§ **EXERCISE**
According to the piece about raising Benjamin, how many vaccines did Ben get that day?

§ **PASSAGE PROVIDED**
Start of Block

The blank page sits before me like a beacon.
All I can think of is the way my son looks sleeping in the back seat of the car, or how he laughs when finding a new friend to play with, of how he loved singing his Japanese songs at Peachtree on Friday. Random images, all of them of Benjamin, all of them sweet and sustaining.
Our life here in Ann Arbor has shifted into a regular gear, from day to day we do the same things, moving through our life more like natives rather than newcomers. There’s the Y or Jungle Java when we are needing activity on a weekend, and like yesterday, it’s raining and gray. The bikes with our favorite routes to two different playgrounds in the warm evenings after supper. Getting up early to ride the bus or bike to school, or when we are being sleepy, driving the car. Shopping on payday or the next Saturday. Walking the dog. Finding the delights of living in this town where resources abound and new adventures lie around every corner.
And then there are the days when I know the reality of raising Benjamin means dealing with his issues: all the issues an adopted kid faces, with the added layer of being adopted by someone old enough to be your grandmom; his high risk for learning disability, which is obvious many times; the sheer enormity of being a single parent facing all sorts of decisions and challenges in schooling choices. Ben got three vaccines today, which knocked him back a peg and I realized, guiltily, how easy grocery shopping was with him subdued. And of course his wonderful pediatrician, Dr. Terry Joiner, wanted to talk about academics, IEPs and pre-school transistions today. He's urging me to make some choices which mean taking Ben out of Montessori life and beginning to face the real world--which here in this town is rich in resources for Ben.
I wanted to say, hey, it's enough getting him to his four year old well-baby visit only five months late! I'll deal with all the other stuff tomorrow. But of course I must begin to engage in these choices and begin making them for Benjamin, hoping against hope I am doing the right thing at every turn. I have to admit that not having someone to talk to about these choices when they waken me at 3 a.m. is a source of sadness for me.
But right now, Benjamin sleeps sweetly in my bed, because he was feeling crummy and wanted to, and I caved. Lily lies at my feet, and outside, the cardinals are singing their evening songs. There's a part of me that's glad I don't have to negotiate those choices: the sweet, day to day domestic ones. It seems for the moment worth the trade off of single parenting.
Life, even with all its challenges, is good, and the blank page still beckons.

End of Block

(Extracted records)

Start of Block

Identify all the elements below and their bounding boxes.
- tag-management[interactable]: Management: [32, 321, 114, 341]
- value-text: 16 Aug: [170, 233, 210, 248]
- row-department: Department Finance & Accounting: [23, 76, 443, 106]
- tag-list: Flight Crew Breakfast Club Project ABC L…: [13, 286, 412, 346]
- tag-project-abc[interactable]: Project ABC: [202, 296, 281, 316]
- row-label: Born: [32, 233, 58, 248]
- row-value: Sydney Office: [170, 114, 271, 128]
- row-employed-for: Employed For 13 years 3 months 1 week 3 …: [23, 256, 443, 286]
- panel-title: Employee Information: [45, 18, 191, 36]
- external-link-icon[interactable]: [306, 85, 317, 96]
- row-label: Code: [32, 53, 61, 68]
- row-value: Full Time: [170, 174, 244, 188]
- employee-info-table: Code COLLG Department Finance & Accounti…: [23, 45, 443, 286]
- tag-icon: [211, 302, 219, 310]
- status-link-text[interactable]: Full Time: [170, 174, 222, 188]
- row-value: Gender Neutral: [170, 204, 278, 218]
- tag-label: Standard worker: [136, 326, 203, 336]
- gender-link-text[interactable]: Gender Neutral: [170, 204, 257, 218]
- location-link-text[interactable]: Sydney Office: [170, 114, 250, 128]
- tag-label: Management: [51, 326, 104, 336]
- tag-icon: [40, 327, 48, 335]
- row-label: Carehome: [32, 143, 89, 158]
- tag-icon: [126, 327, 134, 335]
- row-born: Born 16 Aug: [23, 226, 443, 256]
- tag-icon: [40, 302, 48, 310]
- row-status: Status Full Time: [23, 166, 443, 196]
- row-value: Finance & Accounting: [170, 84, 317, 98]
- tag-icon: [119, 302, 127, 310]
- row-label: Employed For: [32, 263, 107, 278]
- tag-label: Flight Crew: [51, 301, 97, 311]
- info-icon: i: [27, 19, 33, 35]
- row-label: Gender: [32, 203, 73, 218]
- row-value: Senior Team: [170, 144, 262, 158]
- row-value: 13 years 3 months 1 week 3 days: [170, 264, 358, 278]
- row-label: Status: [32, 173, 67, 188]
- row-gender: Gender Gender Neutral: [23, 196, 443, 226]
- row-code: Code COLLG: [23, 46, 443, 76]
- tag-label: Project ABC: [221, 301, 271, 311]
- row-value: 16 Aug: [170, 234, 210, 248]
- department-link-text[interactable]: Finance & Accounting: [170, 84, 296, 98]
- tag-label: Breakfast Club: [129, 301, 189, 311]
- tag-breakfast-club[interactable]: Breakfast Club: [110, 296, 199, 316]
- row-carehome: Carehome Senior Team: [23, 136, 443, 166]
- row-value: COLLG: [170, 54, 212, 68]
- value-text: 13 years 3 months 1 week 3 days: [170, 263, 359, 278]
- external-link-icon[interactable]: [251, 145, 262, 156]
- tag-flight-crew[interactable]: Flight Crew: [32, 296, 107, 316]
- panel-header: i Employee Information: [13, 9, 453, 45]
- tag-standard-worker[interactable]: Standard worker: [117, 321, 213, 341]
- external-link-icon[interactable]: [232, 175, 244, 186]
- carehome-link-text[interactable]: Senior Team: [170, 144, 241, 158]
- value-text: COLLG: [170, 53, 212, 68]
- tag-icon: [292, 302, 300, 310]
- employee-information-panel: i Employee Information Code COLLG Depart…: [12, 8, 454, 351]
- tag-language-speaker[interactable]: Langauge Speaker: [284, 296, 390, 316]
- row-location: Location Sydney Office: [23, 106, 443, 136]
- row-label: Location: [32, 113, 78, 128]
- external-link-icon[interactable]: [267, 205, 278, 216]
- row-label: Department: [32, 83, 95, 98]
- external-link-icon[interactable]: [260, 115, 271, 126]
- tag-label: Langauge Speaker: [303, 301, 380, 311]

End of Block

§ **OUTPUT OF THE TASK**
Three.